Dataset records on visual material

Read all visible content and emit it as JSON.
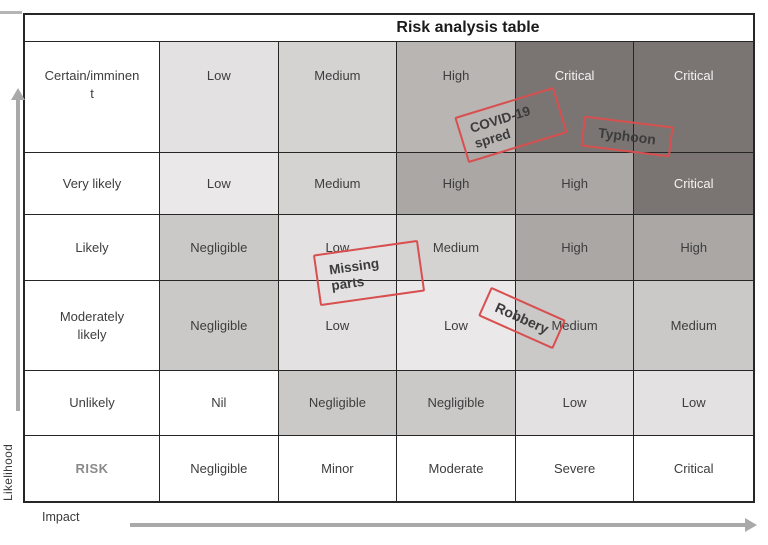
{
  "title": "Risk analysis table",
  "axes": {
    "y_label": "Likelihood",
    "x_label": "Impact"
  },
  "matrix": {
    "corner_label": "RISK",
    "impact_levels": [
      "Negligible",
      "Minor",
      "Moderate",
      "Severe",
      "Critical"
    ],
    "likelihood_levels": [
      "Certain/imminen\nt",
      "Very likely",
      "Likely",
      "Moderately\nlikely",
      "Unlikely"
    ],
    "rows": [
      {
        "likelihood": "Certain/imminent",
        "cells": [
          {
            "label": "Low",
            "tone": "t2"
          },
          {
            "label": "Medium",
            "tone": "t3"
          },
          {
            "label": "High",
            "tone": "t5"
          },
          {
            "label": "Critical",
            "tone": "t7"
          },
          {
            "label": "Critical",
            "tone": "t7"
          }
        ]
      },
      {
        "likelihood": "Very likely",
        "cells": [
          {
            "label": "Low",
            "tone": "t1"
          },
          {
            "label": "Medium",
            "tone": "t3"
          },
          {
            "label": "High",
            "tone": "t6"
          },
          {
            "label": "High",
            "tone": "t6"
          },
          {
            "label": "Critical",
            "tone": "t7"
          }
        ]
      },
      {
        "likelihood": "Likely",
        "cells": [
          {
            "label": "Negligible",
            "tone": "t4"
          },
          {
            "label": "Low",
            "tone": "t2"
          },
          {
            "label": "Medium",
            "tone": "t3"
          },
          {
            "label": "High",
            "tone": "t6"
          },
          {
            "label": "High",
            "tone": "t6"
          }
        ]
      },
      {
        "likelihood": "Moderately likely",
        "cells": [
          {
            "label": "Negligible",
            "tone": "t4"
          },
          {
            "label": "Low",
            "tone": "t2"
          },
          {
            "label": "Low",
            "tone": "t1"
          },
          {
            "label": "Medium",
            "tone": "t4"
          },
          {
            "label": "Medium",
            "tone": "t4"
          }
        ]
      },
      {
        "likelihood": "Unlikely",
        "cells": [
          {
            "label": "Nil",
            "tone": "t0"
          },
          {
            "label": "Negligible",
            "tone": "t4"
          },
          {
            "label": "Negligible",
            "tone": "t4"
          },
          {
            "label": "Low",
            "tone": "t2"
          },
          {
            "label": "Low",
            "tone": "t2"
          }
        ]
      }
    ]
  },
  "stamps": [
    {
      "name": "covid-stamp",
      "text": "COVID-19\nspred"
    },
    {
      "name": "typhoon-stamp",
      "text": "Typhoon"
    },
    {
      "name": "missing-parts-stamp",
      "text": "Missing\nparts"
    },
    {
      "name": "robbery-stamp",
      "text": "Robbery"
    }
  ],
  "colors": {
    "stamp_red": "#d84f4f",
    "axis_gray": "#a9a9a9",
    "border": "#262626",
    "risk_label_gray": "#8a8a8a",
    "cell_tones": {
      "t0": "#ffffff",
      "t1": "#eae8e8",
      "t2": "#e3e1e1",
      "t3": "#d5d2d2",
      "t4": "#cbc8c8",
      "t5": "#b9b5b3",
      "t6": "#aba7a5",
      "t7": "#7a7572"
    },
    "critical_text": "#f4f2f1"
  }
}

Short exercise
Reproduce the records above exactly, leaving out every picture they contain.

Output
Read all visible content and emit it as JSON.
{
  "title": "Risk analysis table",
  "axes": {
    "y_label": "Likelihood",
    "x_label": "Impact"
  },
  "matrix": {
    "corner_label": "RISK",
    "impact_levels": [
      "Negligible",
      "Minor",
      "Moderate",
      "Severe",
      "Critical"
    ],
    "likelihood_levels": [
      "Certain/imminen\nt",
      "Very likely",
      "Likely",
      "Moderately\nlikely",
      "Unlikely"
    ],
    "rows": [
      {
        "likelihood": "Certain/imminent",
        "cells": [
          {
            "label": "Low",
            "tone": "t2"
          },
          {
            "label": "Medium",
            "tone": "t3"
          },
          {
            "label": "High",
            "tone": "t5"
          },
          {
            "label": "Critical",
            "tone": "t7"
          },
          {
            "label": "Critical",
            "tone": "t7"
          }
        ]
      },
      {
        "likelihood": "Very likely",
        "cells": [
          {
            "label": "Low",
            "tone": "t1"
          },
          {
            "label": "Medium",
            "tone": "t3"
          },
          {
            "label": "High",
            "tone": "t6"
          },
          {
            "label": "High",
            "tone": "t6"
          },
          {
            "label": "Critical",
            "tone": "t7"
          }
        ]
      },
      {
        "likelihood": "Likely",
        "cells": [
          {
            "label": "Negligible",
            "tone": "t4"
          },
          {
            "label": "Low",
            "tone": "t2"
          },
          {
            "label": "Medium",
            "tone": "t3"
          },
          {
            "label": "High",
            "tone": "t6"
          },
          {
            "label": "High",
            "tone": "t6"
          }
        ]
      },
      {
        "likelihood": "Moderately likely",
        "cells": [
          {
            "label": "Negligible",
            "tone": "t4"
          },
          {
            "label": "Low",
            "tone": "t2"
          },
          {
            "label": "Low",
            "tone": "t1"
          },
          {
            "label": "Medium",
            "tone": "t4"
          },
          {
            "label": "Medium",
            "tone": "t4"
          }
        ]
      },
      {
        "likelihood": "Unlikely",
        "cells": [
          {
            "label": "Nil",
            "tone": "t0"
          },
          {
            "label": "Negligible",
            "tone": "t4"
          },
          {
            "label": "Negligible",
            "tone": "t4"
          },
          {
            "label": "Low",
            "tone": "t2"
          },
          {
            "label": "Low",
            "tone": "t2"
          }
        ]
      }
    ]
  },
  "stamps": [
    {
      "name": "covid-stamp",
      "text": "COVID-19\nspred"
    },
    {
      "name": "typhoon-stamp",
      "text": "Typhoon"
    },
    {
      "name": "missing-parts-stamp",
      "text": "Missing\nparts"
    },
    {
      "name": "robbery-stamp",
      "text": "Robbery"
    }
  ],
  "colors": {
    "stamp_red": "#d84f4f",
    "axis_gray": "#a9a9a9",
    "border": "#262626",
    "risk_label_gray": "#8a8a8a",
    "cell_tones": {
      "t0": "#ffffff",
      "t1": "#eae8e8",
      "t2": "#e3e1e1",
      "t3": "#d5d2d2",
      "t4": "#cbc8c8",
      "t5": "#b9b5b3",
      "t6": "#aba7a5",
      "t7": "#7a7572"
    },
    "critical_text": "#f4f2f1"
  }
}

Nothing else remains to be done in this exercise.